Les secrets de Concorde
Voici pourquoi l’Amérique s’est laissé battre de vitesse par les Français et les Anglais.
Pendant mon séjour en France, je ne veux voir aucun journaliste. C’est Charles Lindberg qui parle. Il a perdu le sourire juvénile du héros, ce fameux sourire qui conquit si bien les foules accourues au Bourget au matin du 20 mai 1927. A bord de « Spirit of Saint-Louis“. Il venait alors de franchir l’Atlantique pour la première fois. En trente-trois heures trente minutes de vol.
Aujourd’hui, c’est un gentleman grisonnant. De sa jeunesse il ne conserve que la démarche des gars du Middle-west. Il est devenu un homme important, un homme d’affaires : le conseiller technique de la Pan American Airways, la plus grande compagnie au monde.
Il s’engouffre dans un immeuble du boulevard de Montmorency. Il n’y a pas de journaliste. Sans doute pour ne pas étaler au grand jour la plus surprenante des défaites américaines. Les Etats-Unis viennent de perdre une bataille dans un domaine où ils régnaient jusqu’ici sans rivaux : la construction aéronautique. Et Charles Lindberg amène avec lui la rançon de cette défaite : un chèque de près d’un milliard d’anciens francs. Telle est la garantie exigée pour la commande de six Concorde, six avions supersoniques construits en commun par les Français et les Anglais.
A Toulouse, un homme, aux cheveux grisonnants lui aussi, sourit de toutes ses dents. C’est Lucien Servanty, l’homme d’une seule passion. Depuis aussi longtemps qu’il se souvienne, il passe ses jours et ses nuits à dessiner des modèles d’avion, tous plus révolutionnaires les uns que les autres.
Le dernier, le Trident, a remporté le record du monde de vitesse ascensionnelle. A 2000 km/h, il grimpait en chandelle jusqu’à 20.000 mètres d’altitude. Mais le Trident, le meilleur intercepteur du monde, a été envoyé à la ferraille par un ministre de la Guerre chargé des affaires courantes pendant une crise ministérielle…. Servanty continue cependant à dessiner. Pour les clients civils de Sud Aviation cette fois, il arrive à Toulouse au moment où les compagnies aériennes s’équipent en jets Boeing 707, Douglas DC-8, Caravelle. Déjà, il voit plus loin, au-delà du mur du son et, dès 1960, il donne le jour aux premières maquettes de Concorde qui s’appelait alors Super-Caravelle.

[Données enregistrées]
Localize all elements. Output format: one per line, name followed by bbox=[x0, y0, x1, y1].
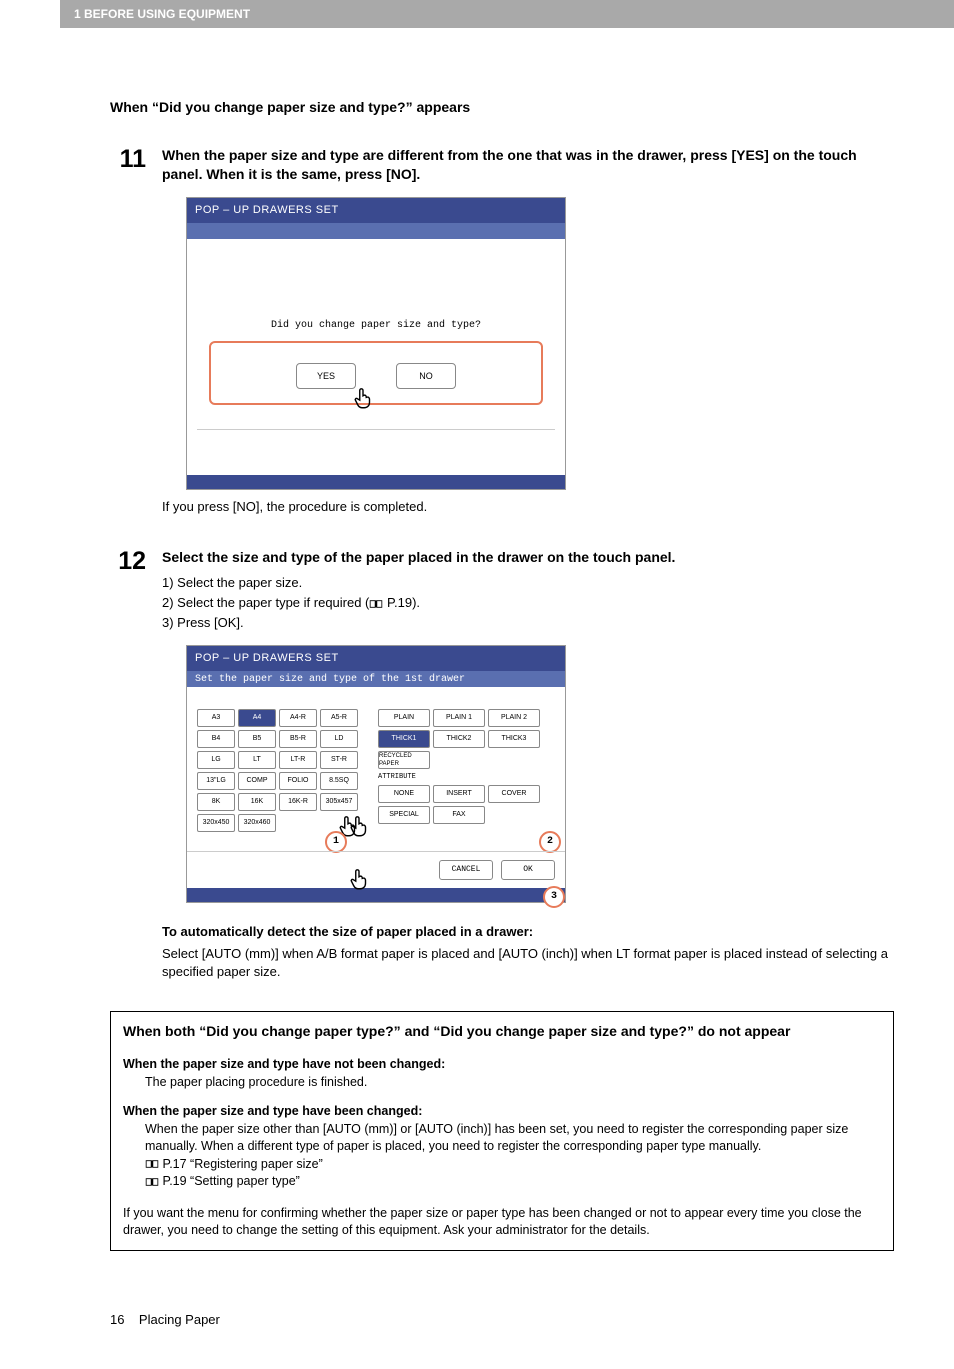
size-a5r[interactable]: A5-R bbox=[320, 709, 358, 727]
yes-button[interactable]: YES bbox=[296, 363, 356, 389]
book-icon bbox=[145, 1177, 159, 1187]
popup2-sub: Set the paper size and type of the 1st d… bbox=[187, 671, 565, 687]
page-footer: 16 Placing Paper bbox=[110, 1311, 894, 1369]
step-number-12: 12 bbox=[110, 548, 146, 981]
popup-prompt: Did you change paper size and type? bbox=[197, 319, 555, 333]
note-ref-2: P.19 “Setting paper type” bbox=[145, 1173, 881, 1191]
page-content: When “Did you change paper size and type… bbox=[110, 28, 894, 1369]
callout-2: 2 bbox=[539, 831, 561, 853]
size-a4[interactable]: A4 bbox=[238, 709, 276, 727]
note-sub-1: When the paper size and type have not be… bbox=[123, 1056, 881, 1074]
highlighted-buttons: YES NO bbox=[209, 341, 543, 405]
screenshot-size-type: POP – UP DRAWERS SET Set the paper size … bbox=[186, 645, 566, 903]
no-button[interactable]: NO bbox=[396, 363, 456, 389]
hand-pointer-icon bbox=[346, 813, 551, 849]
popup-title: POP – UP DRAWERS SET bbox=[187, 198, 565, 223]
step-11-caption: If you press [NO], the procedure is comp… bbox=[162, 498, 894, 516]
page-number: 16 bbox=[110, 1312, 124, 1327]
step-12-item-1: 1) Select the paper size. bbox=[162, 574, 894, 592]
footer-title: Placing Paper bbox=[139, 1312, 220, 1327]
callout-3: 3 bbox=[543, 886, 565, 908]
note-sub-2: When the paper size and type have been c… bbox=[123, 1103, 881, 1121]
attribute-label: ATTRIBUTE bbox=[378, 773, 555, 783]
size-a3[interactable]: A3 bbox=[197, 709, 235, 727]
chapter-label: 1 BEFORE USING EQUIPMENT bbox=[74, 7, 250, 21]
screenshot-popup-yesno: POP – UP DRAWERS SET Did you change pape… bbox=[186, 197, 566, 490]
note-text-1: The paper placing procedure is finished. bbox=[145, 1074, 881, 1092]
popup-sub bbox=[187, 223, 565, 239]
step-12: 12 Select the size and type of the paper… bbox=[110, 548, 894, 981]
auto-detect-text: Select [AUTO (mm)] when A/B format paper… bbox=[162, 945, 894, 981]
note-ref-1: P.17 “Registering paper size” bbox=[145, 1156, 881, 1174]
step-number-11: 11 bbox=[110, 146, 146, 541]
hand-pointer-icon bbox=[346, 866, 555, 902]
note-text-2: When the paper size other than [AUTO (mm… bbox=[145, 1121, 881, 1156]
step-12-title: Select the size and type of the paper pl… bbox=[162, 548, 894, 568]
popup2-title: POP – UP DRAWERS SET bbox=[187, 646, 565, 671]
step-11: 11 When the paper size and type are diff… bbox=[110, 146, 894, 541]
size-a4r[interactable]: A4-R bbox=[279, 709, 317, 727]
note-box: When both “Did you change paper type?” a… bbox=[110, 1011, 894, 1250]
step-12-list: 1) Select the paper size. 2) Select the … bbox=[162, 574, 894, 633]
section-heading: When “Did you change paper size and type… bbox=[110, 98, 894, 118]
book-icon bbox=[369, 599, 383, 609]
book-icon bbox=[145, 1159, 159, 1169]
step-11-title: When the paper size and type are differe… bbox=[162, 146, 894, 185]
note-final: If you want the menu for confirming whet… bbox=[123, 1205, 881, 1240]
auto-detect-heading: To automatically detect the size of pape… bbox=[162, 923, 894, 941]
step-12-item-3: 3) Press [OK]. bbox=[162, 614, 894, 632]
hand-pointer-icon bbox=[350, 385, 376, 421]
note-box-title: When both “Did you change paper type?” a… bbox=[123, 1022, 881, 1042]
step-12-item-2: 2) Select the paper type if required ( P… bbox=[162, 594, 894, 612]
chapter-header: 1 BEFORE USING EQUIPMENT bbox=[60, 0, 954, 28]
callout-1: 1 bbox=[325, 831, 347, 853]
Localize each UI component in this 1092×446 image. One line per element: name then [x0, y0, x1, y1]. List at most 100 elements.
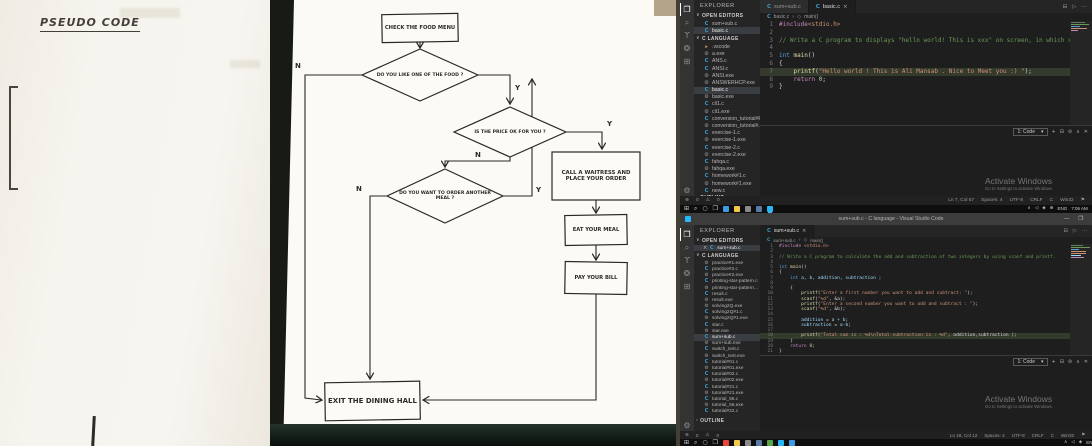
eol[interactable]: CRLF: [1032, 433, 1044, 438]
kill-terminal-icon[interactable]: ⊘: [1068, 129, 1072, 135]
app-icon[interactable]: [789, 440, 795, 446]
tab-sum-sub[interactable]: Csum+sub.c: [760, 0, 809, 13]
more-actions-icon[interactable]: ⋯: [1082, 4, 1088, 10]
warnings-icon[interactable]: ⚠: [705, 433, 709, 438]
tray-chevron-icon[interactable]: ∧: [1064, 440, 1067, 445]
outline-section-header[interactable]: ›OUTLINE: [694, 416, 760, 425]
tab-sum-sub[interactable]: Csum+sub.c×: [760, 225, 814, 237]
language-mode[interactable]: C: [1051, 433, 1054, 438]
cursor-position[interactable]: Ln 7, Col 67: [948, 198, 974, 203]
file-tree-item[interactable]: Cconversion_tutorial#P...: [694, 115, 760, 122]
folder-section-header[interactable]: ∨C LANGUAGE: [694, 251, 760, 260]
eol[interactable]: CRLF: [1030, 198, 1043, 203]
run-icon[interactable]: ▷: [1072, 4, 1076, 10]
file-tree-item[interactable]: ⚙exercise-1.exe: [694, 137, 760, 144]
file-tree-item[interactable]: Ctutorial#22.c: [694, 409, 760, 415]
volume-icon[interactable]: ◁: [1071, 440, 1074, 445]
bell-icon[interactable]: ⚑: [1081, 198, 1085, 203]
language-indicator[interactable]: ENG: [1057, 206, 1067, 211]
file-tree-item[interactable]: ⚙conversion_tutorial#...: [694, 122, 760, 129]
taskbar-search-icon[interactable]: ⌕: [694, 205, 697, 213]
file-tree-item[interactable]: ⚙printing-star-pattern...: [694, 285, 760, 291]
open-editors-header[interactable]: ∨OPEN EDITORS: [694, 11, 760, 20]
tab-basic[interactable]: Cbasic.c×: [809, 0, 856, 13]
close-panel-icon[interactable]: ✕: [1084, 359, 1088, 365]
platform[interactable]: Win32: [1061, 433, 1074, 438]
chrome-icon[interactable]: [723, 440, 729, 446]
clock[interactable]: 7:06 AM: [1071, 206, 1088, 211]
split-editor-icon[interactable]: ⊟: [1063, 4, 1068, 10]
app-icon[interactable]: [756, 206, 762, 212]
explorer-icon[interactable]: ❐: [680, 228, 694, 241]
code-editor[interactable]: 1#include<stdio.h>23// Write a C program…: [760, 21, 1070, 125]
debug-icon[interactable]: ❂: [680, 267, 694, 280]
task-view-icon[interactable]: ❐: [713, 439, 718, 446]
vscode-taskbar-icon[interactable]: [778, 440, 784, 446]
minimap[interactable]: [1070, 244, 1092, 355]
cortana-icon[interactable]: ○: [702, 439, 707, 446]
terminal-select[interactable]: 1: Code▾: [1013, 128, 1047, 136]
run-icon[interactable]: ▷: [1073, 228, 1077, 234]
terminal-select[interactable]: 1: Code▾: [1013, 358, 1047, 366]
search-icon[interactable]: ⌕: [680, 241, 694, 254]
file-tree-item[interactable]: Cexercise-1.c: [694, 130, 760, 137]
file-tree-item[interactable]: ⚙ANSWERHCP.exe: [694, 79, 760, 86]
errors-icon[interactable]: ⊗: [685, 198, 689, 203]
close-icon[interactable]: ×: [703, 245, 707, 251]
encoding[interactable]: UTF-8: [1009, 198, 1023, 203]
file-tree-item[interactable]: Cexercise-2.c: [694, 144, 760, 151]
debug-icon[interactable]: ❂: [680, 42, 694, 55]
extensions-icon[interactable]: ⊞: [680, 55, 694, 68]
file-tree-item[interactable]: ⚙ANSI.exe: [694, 72, 760, 79]
source-control-icon[interactable]: ϒ: [680, 254, 694, 267]
file-tree-item[interactable]: CANS.c: [694, 58, 760, 65]
file-tree-item[interactable]: ⚙basic.exe: [694, 94, 760, 101]
file-tree-item[interactable]: Cbasic.c: [694, 87, 760, 94]
platform[interactable]: Win32: [1060, 198, 1074, 203]
maximize-panel-icon[interactable]: ∧: [1076, 359, 1080, 365]
edge-icon[interactable]: [723, 206, 729, 212]
network-icon[interactable]: ◈: [1079, 440, 1082, 445]
indentation[interactable]: Spaces: 4: [981, 198, 1002, 203]
vscode-taskbar-icon[interactable]: [767, 206, 773, 212]
new-terminal-icon[interactable]: +: [1052, 359, 1056, 365]
more-actions-icon[interactable]: ⋯: [1082, 228, 1087, 234]
bell-icon[interactable]: ⚑: [1081, 433, 1085, 438]
file-tree-item[interactable]: ▸.vscode: [694, 43, 760, 50]
extensions-icon[interactable]: ⊞: [680, 280, 694, 293]
close-icon[interactable]: ×: [802, 228, 806, 234]
open-editors-header[interactable]: ∨OPEN EDITORS: [694, 236, 760, 245]
task-view-icon[interactable]: ❐: [713, 205, 718, 212]
app-icon[interactable]: [767, 440, 773, 446]
file-tree-item[interactable]: Cprinting-star-pattern.c: [694, 279, 760, 285]
close-panel-icon[interactable]: ✕: [1084, 129, 1088, 135]
file-tree-item[interactable]: Chomework#1.c: [694, 173, 760, 180]
split-terminal-icon[interactable]: ⊟: [1060, 129, 1064, 135]
errors-icon[interactable]: ⊗: [685, 433, 689, 438]
start-button[interactable]: ⊞: [684, 439, 689, 446]
file-tree-item[interactable]: ⚙homework#1.exe: [694, 180, 760, 187]
tray-chevron-icon[interactable]: ∧: [1027, 206, 1030, 211]
file-tree-item[interactable]: ⚙cli1.exe: [694, 108, 760, 115]
warnings-icon[interactable]: ⚠: [706, 198, 710, 203]
file-tree-item[interactable]: ⚙a.exe: [694, 51, 760, 58]
search-icon[interactable]: ⌕: [680, 16, 694, 29]
volume-icon[interactable]: ◁: [1035, 206, 1038, 211]
minimap[interactable]: [1070, 21, 1092, 125]
breadcrumb[interactable]: C basic.c › ◇ main(): [760, 13, 1092, 21]
globe-icon[interactable]: ⊕: [1050, 206, 1054, 211]
app-icon[interactable]: [745, 440, 751, 446]
split-editor-icon[interactable]: ⊟: [1063, 228, 1067, 234]
start-button[interactable]: ⊞: [684, 205, 689, 212]
kill-terminal-icon[interactable]: ⊘: [1068, 359, 1072, 365]
file-explorer-icon[interactable]: [734, 206, 740, 212]
file-tree-item[interactable]: CANSI.c: [694, 65, 760, 72]
indentation[interactable]: Spaces: 4: [984, 433, 1004, 438]
file-tree-item[interactable]: Cfahqa.c: [694, 158, 760, 165]
breadcrumb[interactable]: C sum+sub.c › ◇ main(): [760, 237, 1092, 244]
close-icon[interactable]: ×: [843, 4, 848, 10]
source-control-icon[interactable]: ϒ: [680, 29, 694, 42]
language-mode[interactable]: C: [1050, 198, 1053, 203]
cortana-icon[interactable]: ○: [702, 205, 707, 212]
restore-icon[interactable]: ❐: [1078, 216, 1083, 222]
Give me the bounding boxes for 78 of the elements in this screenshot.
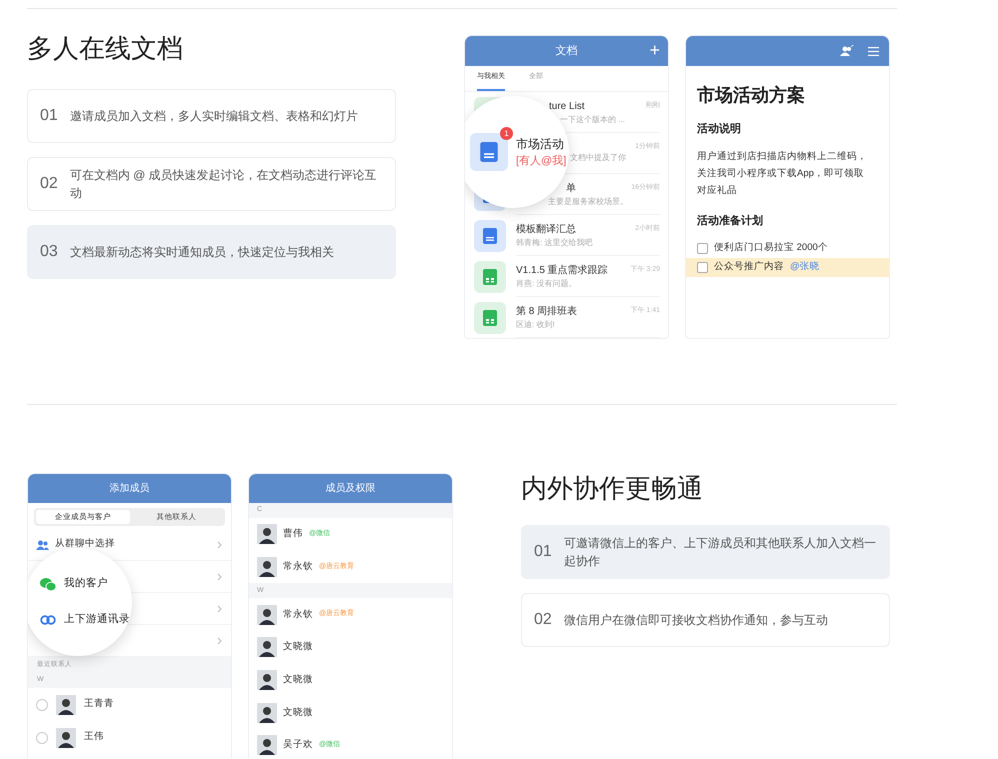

→ Consigne 1
Dans l'extrait sur Concorde, quels jets équipent les compagnies aériennes au moment où Servanty arrive à Toulouse ? Énumérez-les tous.
→ Consigne 2
D'après l'extrait sur Concorde, combien de temps a duré le vol de Charles Lindberg lors de la première traversée de l'Atlantique ?
→ Consigne 3
Recopiez, s'il vous plaît, le passage de l'extrait sur Concorde qui commence par « Pendant mon séjour » et se poursuit jusqu'à « compagnie au monde. ».

→ Réponse 1
Boeing 707, Douglas DC-8, Caravelle

→ Réponse 2
Trente-trois heures trente minutes.

→ Réponse 3
Pendant mon séjour en France, je ne veux voir aucun journaliste. C’est Charles Lindberg qui parle. Il a perdu le sourire juvénile du héros, ce fameux sourire qui conquit si bien les foules accourues au Bourget au matin du 20 mai 1927. A bord de « Spirit of Saint-Louis“. Il venait alors de franchir l’Atlantique pour la première fois. En trente-trois heures trente minutes de vol.
Aujourd’hui, c’est un gentleman grisonnant. De sa jeunesse il ne conserve que la démarche des gars du Middle-west. Il est devenu un homme important, un homme d’affaires : le conseiller technique de la Pan American Airways, la plus grande compagnie au monde.